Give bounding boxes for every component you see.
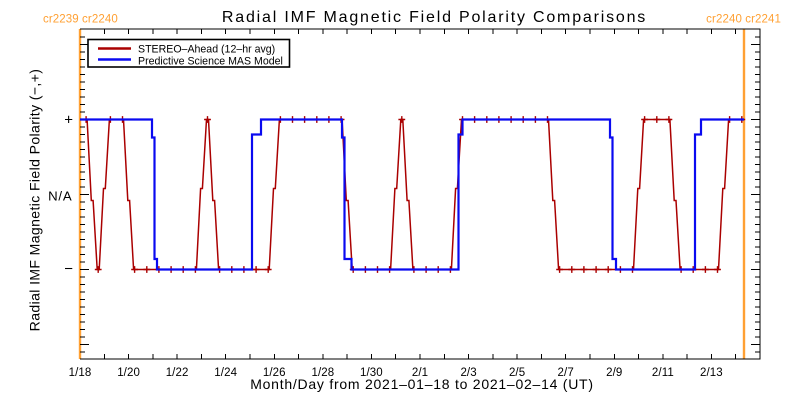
svg-text:STEREO–Ahead (12–hr avg): STEREO–Ahead (12–hr avg) (138, 43, 275, 55)
svg-text:cr2240 cr2241: cr2240 cr2241 (706, 14, 781, 26)
svg-text:−: − (64, 261, 73, 278)
svg-text:1/24: 1/24 (214, 367, 237, 379)
svg-text:2/11: 2/11 (652, 367, 674, 379)
svg-text:2/5: 2/5 (509, 367, 525, 379)
svg-text:1/18: 1/18 (69, 367, 92, 379)
svg-text:1/28: 1/28 (312, 367, 335, 379)
svg-text:+: + (64, 111, 73, 128)
svg-text:1/26: 1/26 (263, 367, 286, 379)
svg-text:1/20: 1/20 (117, 367, 140, 379)
svg-text:Predictive Science MAS Model: Predictive Science MAS Model (138, 55, 283, 67)
svg-text:Month/Day from 2021–01–18 to 2: Month/Day from 2021–01–18 to 2021–02–14 … (250, 376, 594, 392)
svg-text:2/3: 2/3 (460, 367, 476, 379)
svg-text:1/22: 1/22 (166, 367, 189, 379)
svg-text:2/1: 2/1 (412, 367, 428, 379)
svg-text:1/30: 1/30 (360, 367, 383, 379)
svg-text:Radial IMF Magnetic Field Pola: Radial IMF Magnetic Field Polarity (−,+) (27, 69, 43, 332)
svg-text:2/13: 2/13 (700, 367, 723, 379)
svg-text:2/7: 2/7 (558, 367, 574, 379)
svg-text:Radial IMF Magnetic Field Pola: Radial IMF Magnetic Field Polarity Compa… (222, 9, 647, 26)
svg-text:N/A: N/A (48, 188, 72, 203)
svg-text:cr2239 cr2240: cr2239 cr2240 (43, 14, 118, 26)
svg-text:2/9: 2/9 (606, 367, 622, 379)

********************

Required work =
Write out every line of the entries above word for word, leaving out the pictures.

Result for this exercise =
Give bounding boxes for every component you see.
svg-text:STEREO–Ahead (12–hr avg): STEREO–Ahead (12–hr avg) (138, 43, 275, 55)
svg-text:cr2240 cr2241: cr2240 cr2241 (706, 14, 781, 26)
svg-text:−: − (64, 261, 73, 278)
svg-text:1/24: 1/24 (214, 367, 237, 379)
svg-text:2/11: 2/11 (652, 367, 674, 379)
svg-text:2/5: 2/5 (509, 367, 525, 379)
svg-text:1/18: 1/18 (69, 367, 92, 379)
svg-text:1/28: 1/28 (312, 367, 335, 379)
svg-text:+: + (64, 111, 73, 128)
svg-text:1/26: 1/26 (263, 367, 286, 379)
svg-text:1/20: 1/20 (117, 367, 140, 379)
svg-text:Predictive Science MAS Model: Predictive Science MAS Model (138, 55, 283, 67)
svg-text:Month/Day from 2021–01–18 to 2: Month/Day from 2021–01–18 to 2021–02–14 … (250, 376, 594, 392)
svg-text:2/3: 2/3 (460, 367, 476, 379)
svg-text:1/22: 1/22 (166, 367, 189, 379)
svg-text:2/1: 2/1 (412, 367, 428, 379)
svg-text:1/30: 1/30 (360, 367, 383, 379)
svg-text:Radial IMF Magnetic Field Pola: Radial IMF Magnetic Field Polarity (−,+) (27, 69, 43, 332)
svg-text:2/13: 2/13 (700, 367, 723, 379)
svg-text:2/7: 2/7 (558, 367, 574, 379)
svg-text:Radial IMF Magnetic Field Pola: Radial IMF Magnetic Field Polarity Compa… (222, 9, 647, 26)
svg-text:N/A: N/A (48, 188, 72, 203)
svg-text:cr2239 cr2240: cr2239 cr2240 (43, 14, 118, 26)
svg-text:2/9: 2/9 (606, 367, 622, 379)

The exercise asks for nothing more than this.